● What is expected: Check each line of the data for "title" and select those that have it.

● Stored data:

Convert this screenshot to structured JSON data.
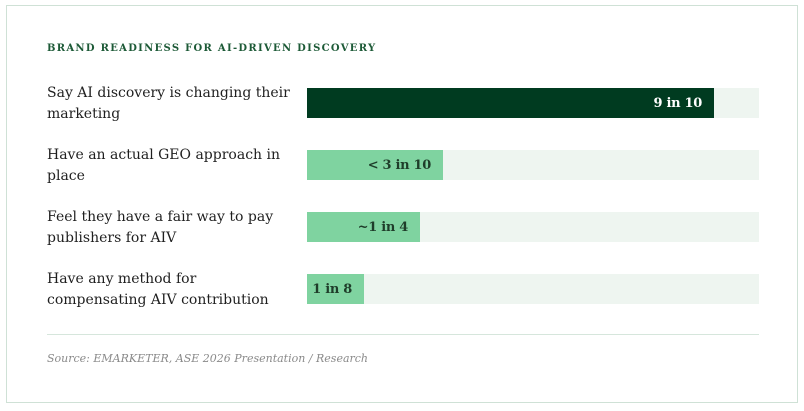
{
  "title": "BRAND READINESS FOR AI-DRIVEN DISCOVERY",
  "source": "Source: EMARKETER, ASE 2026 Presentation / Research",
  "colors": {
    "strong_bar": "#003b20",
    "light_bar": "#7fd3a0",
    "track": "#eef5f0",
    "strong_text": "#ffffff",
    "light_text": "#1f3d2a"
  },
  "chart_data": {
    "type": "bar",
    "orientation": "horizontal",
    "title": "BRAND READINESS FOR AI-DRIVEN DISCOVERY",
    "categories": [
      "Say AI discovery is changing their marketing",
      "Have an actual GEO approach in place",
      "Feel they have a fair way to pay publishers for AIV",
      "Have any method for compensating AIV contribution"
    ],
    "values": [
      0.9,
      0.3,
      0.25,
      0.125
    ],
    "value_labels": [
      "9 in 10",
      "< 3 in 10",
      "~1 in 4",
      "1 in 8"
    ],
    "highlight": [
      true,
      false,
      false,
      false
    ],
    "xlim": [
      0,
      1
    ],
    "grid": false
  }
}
--
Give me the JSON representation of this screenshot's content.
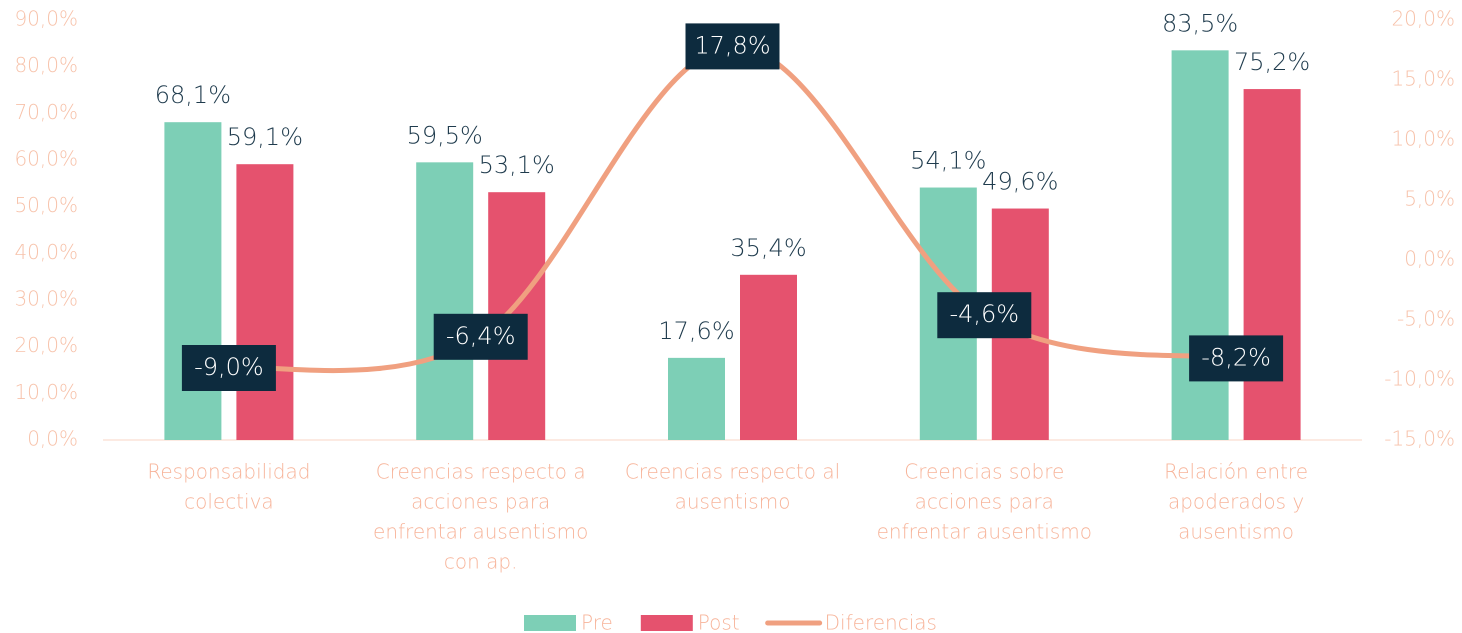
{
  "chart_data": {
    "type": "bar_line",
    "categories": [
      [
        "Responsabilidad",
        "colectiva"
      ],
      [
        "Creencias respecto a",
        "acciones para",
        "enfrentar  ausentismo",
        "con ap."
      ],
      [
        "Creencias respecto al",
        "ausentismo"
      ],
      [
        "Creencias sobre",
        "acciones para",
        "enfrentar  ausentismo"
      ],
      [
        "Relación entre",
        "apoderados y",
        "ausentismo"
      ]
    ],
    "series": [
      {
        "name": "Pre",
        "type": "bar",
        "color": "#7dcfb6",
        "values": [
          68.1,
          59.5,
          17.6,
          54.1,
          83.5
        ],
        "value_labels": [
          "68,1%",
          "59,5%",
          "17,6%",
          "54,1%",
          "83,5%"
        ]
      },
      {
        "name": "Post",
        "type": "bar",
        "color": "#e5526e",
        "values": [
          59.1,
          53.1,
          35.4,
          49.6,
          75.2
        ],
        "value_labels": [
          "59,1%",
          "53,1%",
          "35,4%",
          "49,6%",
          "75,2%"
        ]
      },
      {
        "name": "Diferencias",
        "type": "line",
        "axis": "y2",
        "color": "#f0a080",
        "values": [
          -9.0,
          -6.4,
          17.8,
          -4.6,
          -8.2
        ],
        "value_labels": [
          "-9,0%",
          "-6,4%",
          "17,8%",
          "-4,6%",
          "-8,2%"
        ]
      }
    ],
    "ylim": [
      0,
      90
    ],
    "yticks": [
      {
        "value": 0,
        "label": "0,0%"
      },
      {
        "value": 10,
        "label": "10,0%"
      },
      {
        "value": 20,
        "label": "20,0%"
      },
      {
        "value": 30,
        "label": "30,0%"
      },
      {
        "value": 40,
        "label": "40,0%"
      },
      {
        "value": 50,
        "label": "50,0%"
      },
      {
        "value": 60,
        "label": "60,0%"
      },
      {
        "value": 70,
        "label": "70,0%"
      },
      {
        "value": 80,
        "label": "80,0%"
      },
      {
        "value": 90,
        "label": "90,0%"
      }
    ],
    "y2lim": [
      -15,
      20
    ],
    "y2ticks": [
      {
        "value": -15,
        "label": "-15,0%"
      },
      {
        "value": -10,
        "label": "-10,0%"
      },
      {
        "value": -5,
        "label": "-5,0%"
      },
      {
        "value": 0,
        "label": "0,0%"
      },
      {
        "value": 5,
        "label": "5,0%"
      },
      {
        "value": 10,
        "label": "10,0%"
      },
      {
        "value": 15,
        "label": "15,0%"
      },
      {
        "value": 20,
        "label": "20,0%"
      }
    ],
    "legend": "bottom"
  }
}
--
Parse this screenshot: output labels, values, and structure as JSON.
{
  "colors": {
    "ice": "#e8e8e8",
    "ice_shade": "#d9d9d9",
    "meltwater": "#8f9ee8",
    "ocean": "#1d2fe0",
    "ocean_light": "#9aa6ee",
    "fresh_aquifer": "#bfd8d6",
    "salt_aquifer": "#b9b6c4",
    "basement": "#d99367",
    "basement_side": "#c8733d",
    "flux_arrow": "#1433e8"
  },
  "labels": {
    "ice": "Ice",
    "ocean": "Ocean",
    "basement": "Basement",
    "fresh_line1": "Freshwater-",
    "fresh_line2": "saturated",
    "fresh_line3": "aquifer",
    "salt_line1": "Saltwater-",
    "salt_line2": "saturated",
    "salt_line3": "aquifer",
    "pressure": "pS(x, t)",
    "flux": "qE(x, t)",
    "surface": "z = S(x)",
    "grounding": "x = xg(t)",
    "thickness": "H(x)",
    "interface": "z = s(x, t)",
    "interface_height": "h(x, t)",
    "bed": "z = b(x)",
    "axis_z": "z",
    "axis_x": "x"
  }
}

● Response below:
  "title": "BRAND READINESS FOR AI-DRIVEN DISCOVERY",
    "title": "BRAND READINESS FOR AI-DRIVEN DISCOVERY",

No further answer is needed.